===== Supplied material

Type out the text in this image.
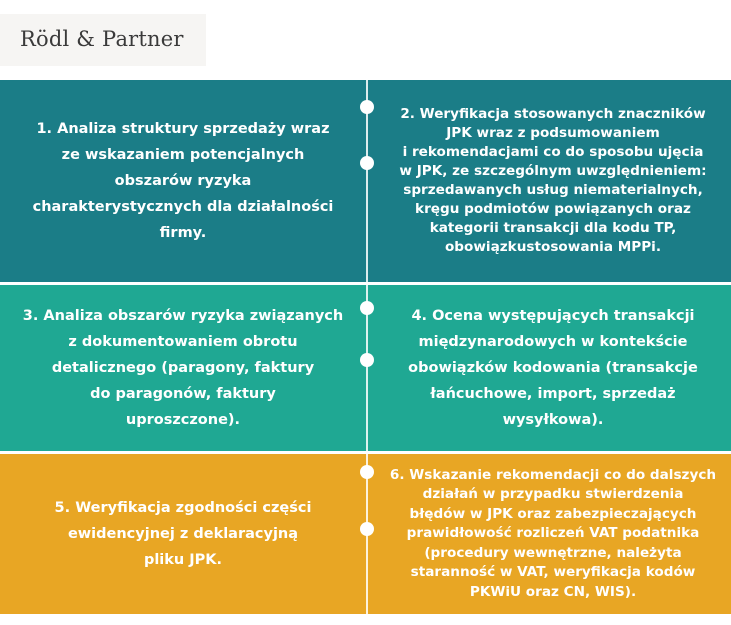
Rödl & Partner
1. Analiza struktury sprzedaży wraz
ze wskazaniem potencjalnych
obszarów ryzyka
charakterystycznych dla działalności
firmy.
2. Weryfikacja stosowanych znaczników
JPK wraz z podsumowaniem
i rekomendacjami co do sposobu ujęcia
w JPK, ze szczególnym uwzględnieniem:
sprzedawanych usług niematerialnych,
kręgu podmiotów powiązanych oraz
kategorii transakcji dla kodu TP,
obowiązkustosowania MPPi.
3. Analiza obszarów ryzyka związanych
z dokumentowaniem obrotu
detalicznego (paragony, faktury
do paragonów, faktury
uproszczone).
4. Ocena występujących transakcji
międzynarodowych w kontekście
obowiązków kodowania (transakcje
łańcuchowe, import, sprzedaż
wysyłkowa).
5. Weryfikacja zgodności części
ewidencyjnej z deklaracyjną
pliku JPK.
6. Wskazanie rekomendacji co do dalszych
działań w przypadku stwierdzenia
błędów w JPK oraz zabezpieczających
prawidłowość rozliczeń VAT podatnika
(procedury wewnętrzne, należyta
staranność w VAT, weryfikacja kodów
PKWiU oraz CN, WIS).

==========

▶ [Aim] Read the entries and select each line where the word "faktury" is found.

▶ [Full answer]
detalicznego (paragony, faktury
do paragonów, faktury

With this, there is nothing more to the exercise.